▶ [Textauszug]:
--- --- ---
Jeder EU-Bürger der 27 europäischen Länder soll den Plänen zufolge künftig ein Recht auf ein Girokonto haben, berichtete die "Süddeutsche Zeitung" am Dienstag unter Berufung auf einen Gesetzesentwurf von EU-Binnenmarktkommissar Michel Barnier. Dem Bericht zufolge will Barnier bis Juni ein Gesetzespaket vorlegen, dessen Ziel es ist, "ein soziales Grundrecht" durchzusetzen.
"Nötige Buchungen", solange Konto im Plus ist
So soll das Konto für jedermann "grundsätzlich nötige Buchungen" ermöglichen, also Zahlungseingänge und Abbuchungen, solange das Konto im Plus bleibt, wie es in dem Bericht heißt. Die Kontoführung solle möglichst gebührenfrei angeboten werden, in Ausnahmefällen dürften die Institute "erschwingliche" Gebühren verlangen.
Zugleich sehe das Paket des Binnenmarktkommissars laut dem Bericht auch vor, den Wechsel von einer Bank zur anderen zu erleichtern. Dazu sollen die Finanzinstitute verpflichtet werden, transparente und leicht vergleichbare Angaben zu Gebühren und Konditionen zu machen.
Rund 150.000 Österreicher ohne Bankkonto
Derzeit haben laut Angaben der EU-Kommission 30 Millionen EU-Bürger, die 18 Jahre und älter sind, kein Bankkonto. Die meisten kontolosen Menschen leben in den osteuropäischen Ländern. So hat etwa in Rumänien und Bulgarien jeder zweite Erwachsene kein Konto. In den mittel- und westeuropäischen Ländern lebt hingegen nur einer von zehn Bürgern ohne Girokonto. In elf EU-Ländern gibt es ein gesetzlich verbrieftes Recht darauf, in Österreich nicht. Laut einer Schätzung der Arbeiterkammer Wien aus dem Jahr 2010 sind in Österreich rund 150.000 Menschen ohne Girokonto.
--- --- ---
▶ [Aufgaben]:
1. Beantworten Sie zum Textauszug über das Recht auf ein Girokonto:
(a) Bis wann will Barnier das Gesetzespaket vorlegen?
(b) Wie viele EU-Bürger ab 18 Jahren haben laut EU-Kommission kein Bankkonto?
(c) In wie vielen EU-Ländern gibt es ein gesetzlich verbrieftes Recht auf ein Girokonto?
2. Schreiben Sie aus dem Textauszug die Passage von „Rund 150.000 Österreicher“ bis einschließlich „Menschen ohne Girokonto.“ wortgetreu ab.
3. Führen Sie den Bericht über das geplante Recht auf ein Girokonto im Anschluss an seinen letzten Satz fort.
Das folgende Material steht für sich und gehört nicht zum Textauszug.

▶ [Bereitgestelltes Material]:
--- --- ---
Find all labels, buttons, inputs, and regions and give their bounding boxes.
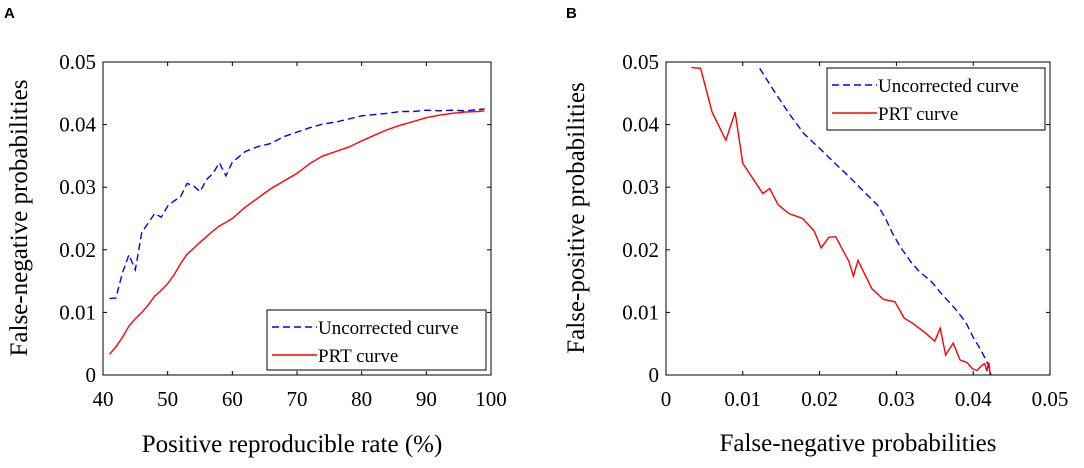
--- --- ---
▶ [Erwartete Antworten]:
1.
(a) Bis Juni.
(b) 30 Millionen.
(c) In elf EU-Ländern.

2.
Rund 150.000 Österreicher ohne Bankkonto
Derzeit haben laut Angaben der EU-Kommission 30 Millionen EU-Bürger, die 18 Jahre und älter sind, kein Bankkonto. Die meisten kontolosen Menschen leben in den osteuropäischen Ländern. So hat etwa in Rumänien und Bulgarien jeder zweite Erwachsene kein Konto. In den mittel- und westeuropäischen Ländern lebt hingegen nur einer von zehn Bürgern ohne Girokonto. In elf EU-Ländern gibt es ein gesetzlich verbrieftes Recht darauf, in Österreich nicht. Laut einer Schätzung der Arbeiterkammer Wien aus dem Jahr 2010 sind in Österreich rund 150.000 Menschen ohne Girokonto.

3.
In sozialem Teufelskreis gefangen
Viele von ihnen befinden sich damit in einer Art sozialem Teufelkreis, da ein Girokonto beispielsweise für Wohnungsvermieter oder Telekommunikationsanbieter eine Voraussetzung für den Abschluss eines Vertrages ist. Wer kein Konto hat, hat zudem oft schon Schwierigkeiten, eine Beschäftigung zu finden.
Außerdem zahlen Menschen ohne Konto sehr hohe Spesen, weil alle Überweisungen mit Zahlschein oder eine Bargeldeinzahlung am Schalter erfolgen. Zudem ist es diesen Bürgern verwehrt, etwa im Internet günstig einzukaufen. Damit könnten sie nicht von den Vorteilen des europäischen Binnenmarktes profitieren, argumentiert nun Barnier in dem Gesetzentwurf.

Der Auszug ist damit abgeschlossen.